- Task directions:
The entries need to be copied exactly.

- Given entries:
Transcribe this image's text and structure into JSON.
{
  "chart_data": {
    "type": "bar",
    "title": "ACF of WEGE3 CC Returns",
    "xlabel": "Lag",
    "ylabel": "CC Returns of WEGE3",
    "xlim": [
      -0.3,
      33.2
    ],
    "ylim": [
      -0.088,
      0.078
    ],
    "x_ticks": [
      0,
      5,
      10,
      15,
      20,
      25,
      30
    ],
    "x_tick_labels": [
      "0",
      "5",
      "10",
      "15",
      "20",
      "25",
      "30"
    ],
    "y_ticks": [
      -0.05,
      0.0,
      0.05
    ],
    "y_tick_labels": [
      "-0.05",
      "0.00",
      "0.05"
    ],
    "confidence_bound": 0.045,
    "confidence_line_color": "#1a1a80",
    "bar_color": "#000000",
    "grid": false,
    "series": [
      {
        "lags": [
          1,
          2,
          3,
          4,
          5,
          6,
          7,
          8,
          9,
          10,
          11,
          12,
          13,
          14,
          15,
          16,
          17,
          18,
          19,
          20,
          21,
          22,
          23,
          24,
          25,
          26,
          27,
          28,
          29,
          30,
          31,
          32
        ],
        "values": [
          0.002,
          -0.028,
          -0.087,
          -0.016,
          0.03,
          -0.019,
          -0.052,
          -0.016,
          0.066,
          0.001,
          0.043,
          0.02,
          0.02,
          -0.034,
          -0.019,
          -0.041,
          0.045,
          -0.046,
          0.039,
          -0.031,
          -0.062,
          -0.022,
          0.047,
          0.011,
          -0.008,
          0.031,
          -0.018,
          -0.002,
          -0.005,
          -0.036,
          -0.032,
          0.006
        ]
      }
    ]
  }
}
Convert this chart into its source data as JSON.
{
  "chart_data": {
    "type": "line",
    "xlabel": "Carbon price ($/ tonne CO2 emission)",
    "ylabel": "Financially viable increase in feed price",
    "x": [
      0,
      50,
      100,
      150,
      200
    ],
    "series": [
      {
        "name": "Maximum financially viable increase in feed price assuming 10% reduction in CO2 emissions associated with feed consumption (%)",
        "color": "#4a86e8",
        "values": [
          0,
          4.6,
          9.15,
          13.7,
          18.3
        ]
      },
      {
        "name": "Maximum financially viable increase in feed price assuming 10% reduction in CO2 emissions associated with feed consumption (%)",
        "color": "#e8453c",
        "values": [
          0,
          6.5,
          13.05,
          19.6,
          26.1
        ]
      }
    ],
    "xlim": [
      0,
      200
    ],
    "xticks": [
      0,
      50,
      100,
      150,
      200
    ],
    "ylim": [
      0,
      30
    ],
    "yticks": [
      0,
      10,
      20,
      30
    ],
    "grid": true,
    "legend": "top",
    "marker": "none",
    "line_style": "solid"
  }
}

- Reply to the exercise:
Transcribe this image's text and structure into JSON.
{
  "chart_data": {
    "type": "bar",
    "title": "ACF of WEGE3 CC Returns",
    "xlabel": "Lag",
    "ylabel": "CC Returns of WEGE3",
    "xlim": [
      -0.3,
      33.2
    ],
    "ylim": [
      -0.088,
      0.078
    ],
    "x_ticks": [
      0,
      5,
      10,
      15,
      20,
      25,
      30
    ],
    "x_tick_labels": [
      "0",
      "5",
      "10",
      "15",
      "20",
      "25",
      "30"
    ],
    "y_ticks": [
      -0.05,
      0.0,
      0.05
    ],
    "y_tick_labels": [
      "-0.05",
      "0.00",
      "0.05"
    ],
    "confidence_bound": 0.045,
    "confidence_line_color": "#1a1a80",
    "bar_color": "#000000",
    "grid": false,
    "series": [
      {
        "lags": [
          1,
          2,
          3,
          4,
          5,
          6,
          7,
          8,
          9,
          10,
          11,
          12,
          13,
          14,
          15,
          16,
          17,
          18,
          19,
          20,
          21,
          22,
          23,
          24,
          25,
          26,
          27,
          28,
          29,
          30,
          31,
          32
        ],
        "values": [
          0.002,
          -0.028,
          -0.087,
          -0.016,
          0.03,
          -0.019,
          -0.052,
          -0.016,
          0.066,
          0.001,
          0.043,
          0.02,
          0.02,
          -0.034,
          -0.019,
          -0.041,
          0.045,
          -0.046,
          0.039,
          -0.031,
          -0.062,
          -0.022,
          0.047,
          0.011,
          -0.008,
          0.031,
          -0.018,
          -0.002,
          -0.005,
          -0.036,
          -0.032,
          0.006
        ]
      }
    ]
  }
}
Convert this chart into its source data as JSON.
{
  "chart_data": {
    "type": "line",
    "xlabel": "Carbon price ($/ tonne CO2 emission)",
    "ylabel": "Financially viable increase in feed price",
    "x": [
      0,
      50,
      100,
      150,
      200
    ],
    "series": [
      {
        "name": "Maximum financially viable increase in feed price assuming 10% reduction in CO2 emissions associated with feed consumption (%)",
        "color": "#4a86e8",
        "values": [
          0,
          4.6,
          9.15,
          13.7,
          18.3
        ]
      },
      {
        "name": "Maximum financially viable increase in feed price assuming 10% reduction in CO2 emissions associated with feed consumption (%)",
        "color": "#e8453c",
        "values": [
          0,
          6.5,
          13.05,
          19.6,
          26.1
        ]
      }
    ],
    "xlim": [
      0,
      200
    ],
    "xticks": [
      0,
      50,
      100,
      150,
      200
    ],
    "ylim": [
      0,
      30
    ],
    "yticks": [
      0,
      10,
      20,
      30
    ],
    "grid": true,
    "legend": "top",
    "marker": "none",
    "line_style": "solid"
  }
}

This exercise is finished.